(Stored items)
-------------------------

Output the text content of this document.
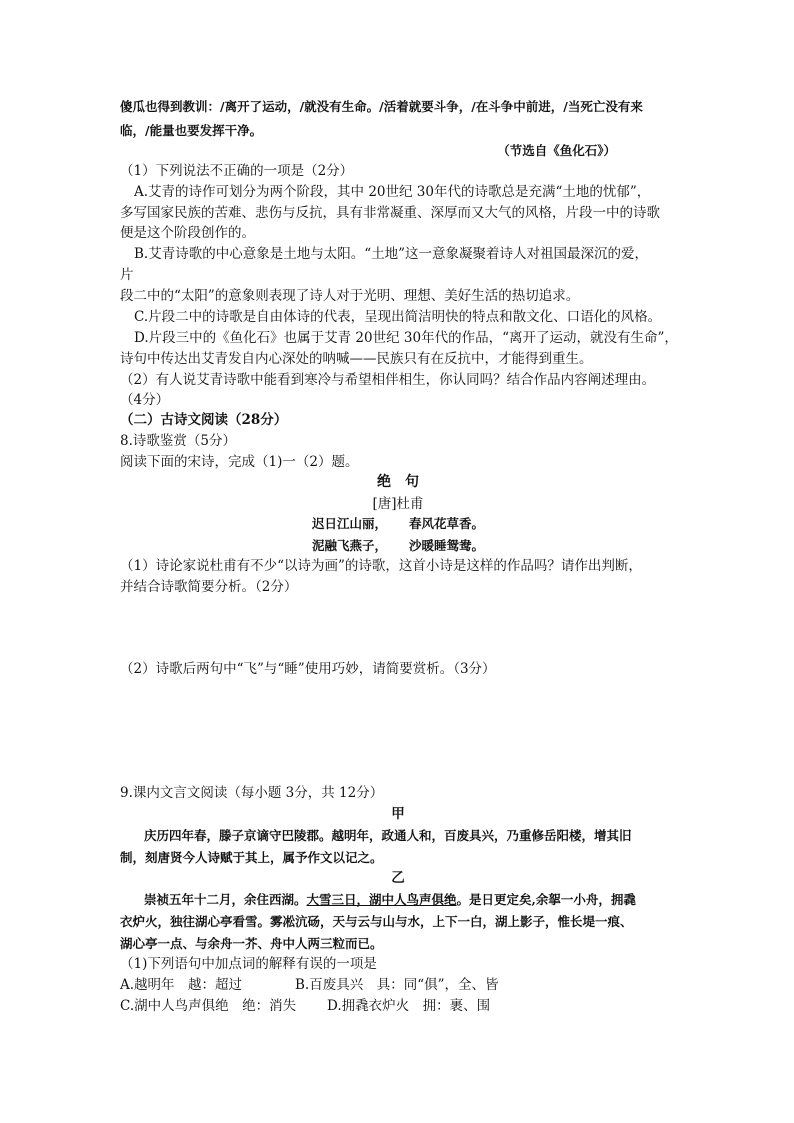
傻瓜也得到教训：/离开了运动，/就没有生命。/活着就要斗争，/在斗争中前进，/当死亡没有来
临，/能量也要发挥干净。
（节选自《鱼化石》）
（1）下列说法不正确的一项是（2分）
A.艾青的诗作可划分为两个阶段，其中 20世纪 30年代的诗歌总是充满“土地的忧郁”，
多写国家民族的苦难、悲伤与反抗，具有非常凝重、深厚而又大气的风格，片段一中的诗歌
便是这个阶段创作的。
B.艾青诗歌的中心意象是土地与太阳。“土地”这一意象凝聚着诗人对祖国最深沉的爱，
片
段二中的“太阳”的意象则表现了诗人对于光明、理想、美好生活的热切追求。
C.片段二中的诗歌是自由体诗的代表，呈现出简洁明快的特点和散文化、口语化的风格。
D.片段三中的《鱼化石》也属于艾青 20世纪 30年代的作品，“离开了运动，就没有生命”，
诗句中传达出艾青发自内心深处的呐喊——民族只有在反抗中，才能得到重生。
（2）有人说艾青诗歌中能看到寒冷与希望相伴相生，你认同吗？结合作品内容阐述理由。
（4分）
（二）古诗文阅读（28分）
8.诗歌鉴赏（5分）
阅读下面的宋诗，完成（1)一（2）题。
绝　句
[唐]杜甫
迟日江山丽， 春风花草香。
泥融飞燕子， 沙暖睡鸳鸯。
（1）诗论家说杜甫有不少“以诗为画”的诗歌，这首小诗是这样的作品吗？请作出判断，
并结合诗歌简要分析。（2分）
（2）诗歌后两句中“飞”与“睡”使用巧妙，请简要赏析。（3分）
9.课内文言文阅读（每小题 3分，共 12分）
甲
庆历四年春，滕子京谪守巴陵郡。越明年，政通人和，百废具兴，乃重修岳阳楼，增其旧
制，刻唐贤今人诗赋于其上，属予作文以记之。
乙
崇祯五年十二月，余住西湖。大雪三日，湖中人鸟声俱绝。是日更定矣,余挐一小舟，拥毳
衣炉火，独往湖心亭看雪。雾凇沆砀，天与云与山与水，上下一白，湖上影子，惟长堤一痕、
湖心亭一点、与余舟一芥、舟中人两三粒而已。
（1)下列语句中加点词的解释有误的一项是
A.越明年　越：超过	B.百废具兴　具：同“俱”，全、皆
C.湖中人鸟声俱绝　绝：消失 D.拥毳衣炉火　拥：裹、围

-------------------------

▸ Aim: Copy out each line of the records that holds the string "就没有生命".

▸ Result of the task:
傻瓜也得到教训：/离开了运动，/就没有生命。/活着就要斗争，/在斗争中前进，/当死亡没有来
D.片段三中的《鱼化石》也属于艾青 20世纪 30年代的作品，“离开了运动，就没有生命”，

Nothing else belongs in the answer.